Goal of the exercise: Please give the count of lines holding the string "hướng" and nothing besides.

Records provided:
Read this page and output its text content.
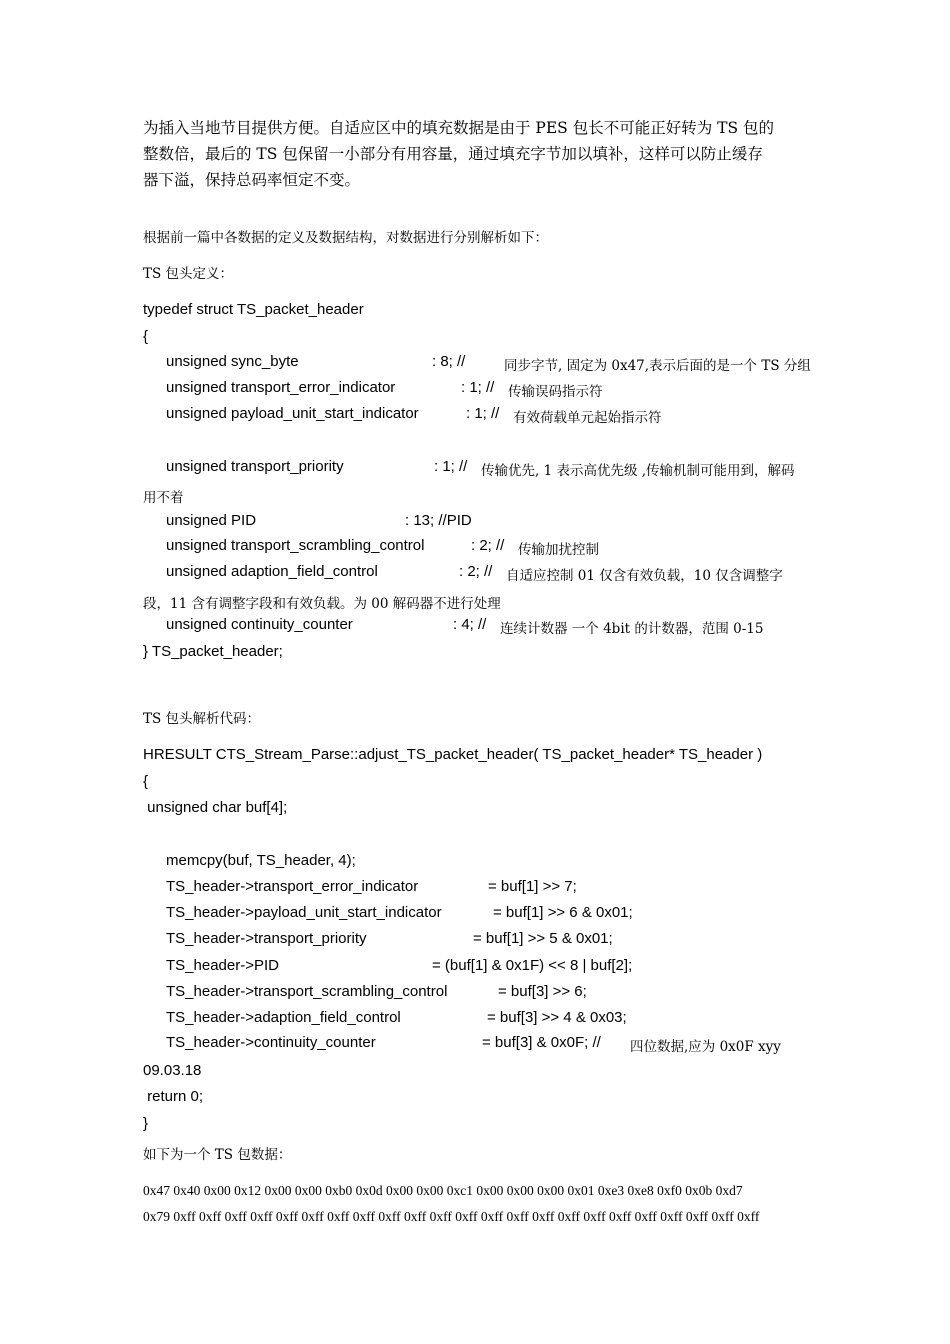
为插入当地节目提供方便。自适应区中的填充数据是由于 PES 包长不可能正好转为 TS 包的
整数倍，最后的 TS 包保留一小部分有用容量，通过填充字节加以填补，这样可以防止缓存
器下溢，保持总码率恒定不变。
根据前一篇中各数据的定义及数据结构，对数据进行分别解析如下：
TS 包头定义：
typedef struct TS_packet_header
{
unsigned sync_byte	: 8; //	同步字节, 固定为 0x47,表示后面的是一个 TS 分组
unsigned transport_error_indicator	: 1; // 传输误码指示符
unsigned payload_unit_start_indicator	: 1; // 有效荷载单元起始指示符
unsigned transport_priority	: 1; // 传输优先, 1 表示高优先级 ,传输机制可能用到，解码
用不着
unsigned PID	: 13; //PID
unsigned transport_scrambling_control	: 2; // 传输加扰控制
unsigned adaption_field_control	: 2; // 自适应控制 01 仅含有效负载，10 仅含调整字
段，11 含有调整字段和有效负载。为 00 解码器不进行处理
unsigned continuity_counter	: 4; // 连续计数器 一个 4bit 的计数器，范围 0-15
} TS_packet_header;
TS 包头解析代码：
HRESULT CTS_Stream_Parse::adjust_TS_packet_header( TS_packet_header* TS_header )
{
unsigned char buf[4];
memcpy(buf, TS_header, 4);
TS_header->transport_error_indicator	= buf[1] >> 7;
TS_header->payload_unit_start_indicator	= buf[1] >> 6 & 0x01;
TS_header->transport_priority	= buf[1] >> 5 & 0x01;
TS_header->PID	= (buf[1] & 0x1F) << 8 | buf[2];
TS_header->transport_scrambling_control	= buf[3] >> 6;
TS_header->adaption_field_control	= buf[3] >> 4 & 0x03;
TS_header->continuity_counter	= buf[3] & 0x0F; // 四位数据,应为 0x0F xyy
09.03.18
return 0;
}
如下为一个 TS 包数据：
0x47 0x40 0x00 0x12 0x00 0x00 0xb0 0x0d 0x00 0x00 0xc1 0x00 0x00 0x00 0x01 0xe3 0xe8 0xf0 0x0b 0xd7
0x79 0xff 0xff 0xff 0xff 0xff 0xff 0xff 0xff 0xff 0xff 0xff 0xff 0xff 0xff 0xff 0xff 0xff 0xff 0xff 0xff 0xff 0xff 0xff
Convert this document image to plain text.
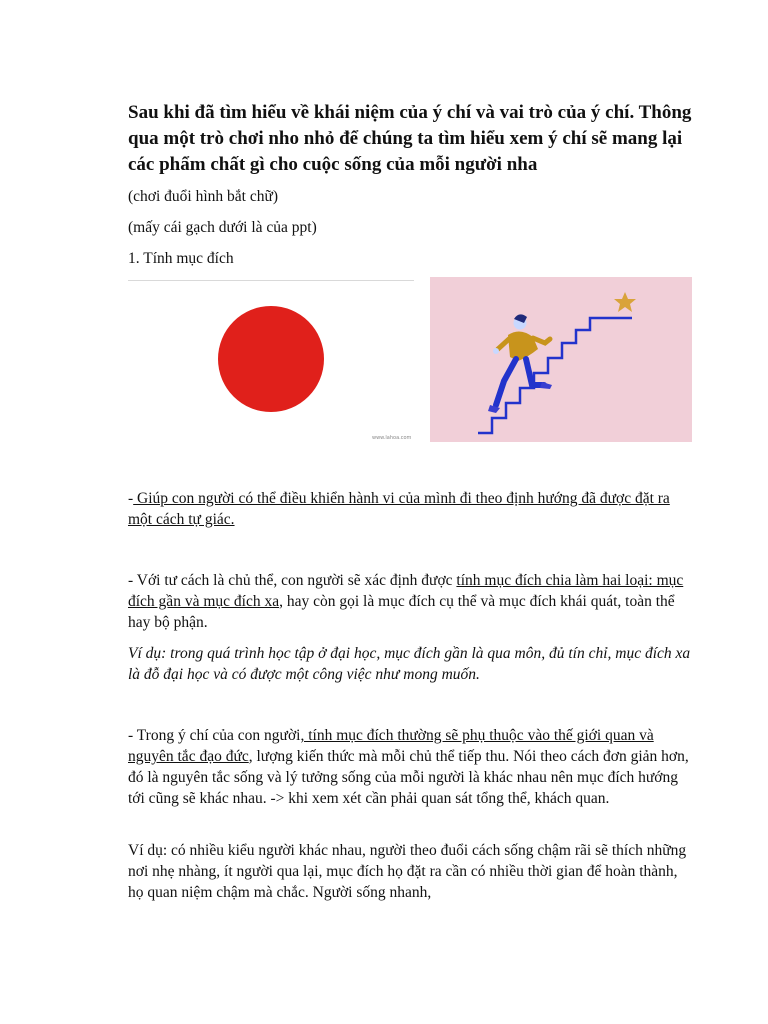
Sau khi đã tìm hiểu về khái niệm của ý chí và vai trò của ý chí. Thông qua một trò chơi nho nhỏ để chúng ta tìm hiểu xem ý chí sẽ mang lại các phẩm chất gì cho cuộc sống của mỗi người nha
(chơi đuổi hình bắt chữ)
(mấy cái gạch dưới là của ppt)
1. Tính mục đích
www.lahoa.com
- Giúp con người có thể điều khiển hành vi của mình đi theo định hướng đã được đặt ra một cách tự giác.
- Với tư cách là chủ thể, con người sẽ xác định được tính mục đích chia làm hai loại: mục đích gần và mục đích xa, hay còn gọi là mục đích cụ thể và mục đích khái quát, toàn thể hay bộ phận.
Ví dụ: trong quá trình học tập ở đại học, mục đích gần là qua môn, đủ tín chỉ, mục đích xa là đỗ đại học và có được một công việc như mong muốn.
- Trong ý chí của con người, tính mục đích thường sẽ phụ thuộc vào thế giới quan và nguyên tắc đạo đức, lượng kiến thức mà mỗi chủ thể tiếp thu. Nói theo cách đơn giản hơn, đó là nguyên tắc sống và lý tưởng sống của mỗi người là khác nhau nên mục đích hướng tới cũng sẽ khác nhau. -> khi xem xét cần phải quan sát tổng thể, khách quan.
Ví dụ: có nhiều kiểu người khác nhau, người theo đuổi cách sống chậm rãi sẽ thích những nơi nhẹ nhàng, ít người qua lại, mục đích họ đặt ra cần có nhiều thời gian để hoàn thành, họ quan niệm chậm mà chắc. Người sống nhanh,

Task solution: 2